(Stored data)
+-------+
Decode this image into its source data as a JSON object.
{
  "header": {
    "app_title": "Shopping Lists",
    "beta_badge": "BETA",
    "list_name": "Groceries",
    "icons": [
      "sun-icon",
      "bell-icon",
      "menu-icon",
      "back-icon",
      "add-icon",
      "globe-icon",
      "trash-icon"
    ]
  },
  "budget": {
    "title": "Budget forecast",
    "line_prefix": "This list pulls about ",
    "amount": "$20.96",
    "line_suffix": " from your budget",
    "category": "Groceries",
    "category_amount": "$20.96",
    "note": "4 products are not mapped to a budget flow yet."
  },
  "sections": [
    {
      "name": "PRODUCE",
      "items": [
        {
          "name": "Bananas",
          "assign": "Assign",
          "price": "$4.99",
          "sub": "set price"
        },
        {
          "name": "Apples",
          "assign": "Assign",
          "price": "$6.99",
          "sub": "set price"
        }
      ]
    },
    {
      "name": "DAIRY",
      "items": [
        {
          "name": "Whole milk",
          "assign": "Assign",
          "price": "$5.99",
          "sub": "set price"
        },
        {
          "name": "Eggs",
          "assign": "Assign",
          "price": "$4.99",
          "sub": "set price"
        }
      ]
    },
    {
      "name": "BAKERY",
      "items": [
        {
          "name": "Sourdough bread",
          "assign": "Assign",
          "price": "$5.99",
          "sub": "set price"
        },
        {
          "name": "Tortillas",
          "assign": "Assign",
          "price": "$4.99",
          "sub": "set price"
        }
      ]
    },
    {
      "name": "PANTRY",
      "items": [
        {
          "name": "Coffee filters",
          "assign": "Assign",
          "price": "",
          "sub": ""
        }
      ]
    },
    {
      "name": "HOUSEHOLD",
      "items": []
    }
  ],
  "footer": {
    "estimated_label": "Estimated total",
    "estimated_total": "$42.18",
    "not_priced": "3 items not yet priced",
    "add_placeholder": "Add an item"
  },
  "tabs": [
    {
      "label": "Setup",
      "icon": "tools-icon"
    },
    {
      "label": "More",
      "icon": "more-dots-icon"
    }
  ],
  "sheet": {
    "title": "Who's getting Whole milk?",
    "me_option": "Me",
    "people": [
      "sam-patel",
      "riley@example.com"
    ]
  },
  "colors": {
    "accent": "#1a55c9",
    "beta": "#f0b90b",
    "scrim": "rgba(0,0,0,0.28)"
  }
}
+-------+
■ STATED GOAL: Print the whole listing exactly as it is.

■ CORRECT OUTPUT:
Decode this image into its source data as a JSON object.
{
  "header": {
    "app_title": "Shopping Lists",
    "beta_badge": "BETA",
    "list_name": "Groceries",
    "icons": [
      "sun-icon",
      "bell-icon",
      "menu-icon",
      "back-icon",
      "add-icon",
      "globe-icon",
      "trash-icon"
    ]
  },
  "budget": {
    "title": "Budget forecast",
    "line_prefix": "This list pulls about ",
    "amount": "$20.96",
    "line_suffix": " from your budget",
    "category": "Groceries",
    "category_amount": "$20.96",
    "note": "4 products are not mapped to a budget flow yet."
  },
  "sections": [
    {
      "name": "PRODUCE",
      "items": [
        {
          "name": "Bananas",
          "assign": "Assign",
          "price": "$4.99",
          "sub": "set price"
        },
        {
          "name": "Apples",
          "assign": "Assign",
          "price": "$6.99",
          "sub": "set price"
        }
      ]
    },
    {
      "name": "DAIRY",
      "items": [
        {
          "name": "Whole milk",
          "assign": "Assign",
          "price": "$5.99",
          "sub": "set price"
        },
        {
          "name": "Eggs",
          "assign": "Assign",
          "price": "$4.99",
          "sub": "set price"
        }
      ]
    },
    {
      "name": "BAKERY",
      "items": [
        {
          "name": "Sourdough bread",
          "assign": "Assign",
          "price": "$5.99",
          "sub": "set price"
        },
        {
          "name": "Tortillas",
          "assign": "Assign",
          "price": "$4.99",
          "sub": "set price"
        }
      ]
    },
    {
      "name": "PANTRY",
      "items": [
        {
          "name": "Coffee filters",
          "assign": "Assign",
          "price": "",
          "sub": ""
        }
      ]
    },
    {
      "name": "HOUSEHOLD",
      "items": []
    }
  ],
  "footer": {
    "estimated_label": "Estimated total",
    "estimated_total": "$42.18",
    "not_priced": "3 items not yet priced",
    "add_placeholder": "Add an item"
  },
  "tabs": [
    {
      "label": "Setup",
      "icon": "tools-icon"
    },
    {
      "label": "More",
      "icon": "more-dots-icon"
    }
  ],
  "sheet": {
    "title": "Who's getting Whole milk?",
    "me_option": "Me",
    "people": [
      "sam-patel",
      "riley@example.com"
    ]
  },
  "colors": {
    "accent": "#1a55c9",
    "beta": "#f0b90b",
    "scrim": "rgba(0,0,0,0.28)"
  }
}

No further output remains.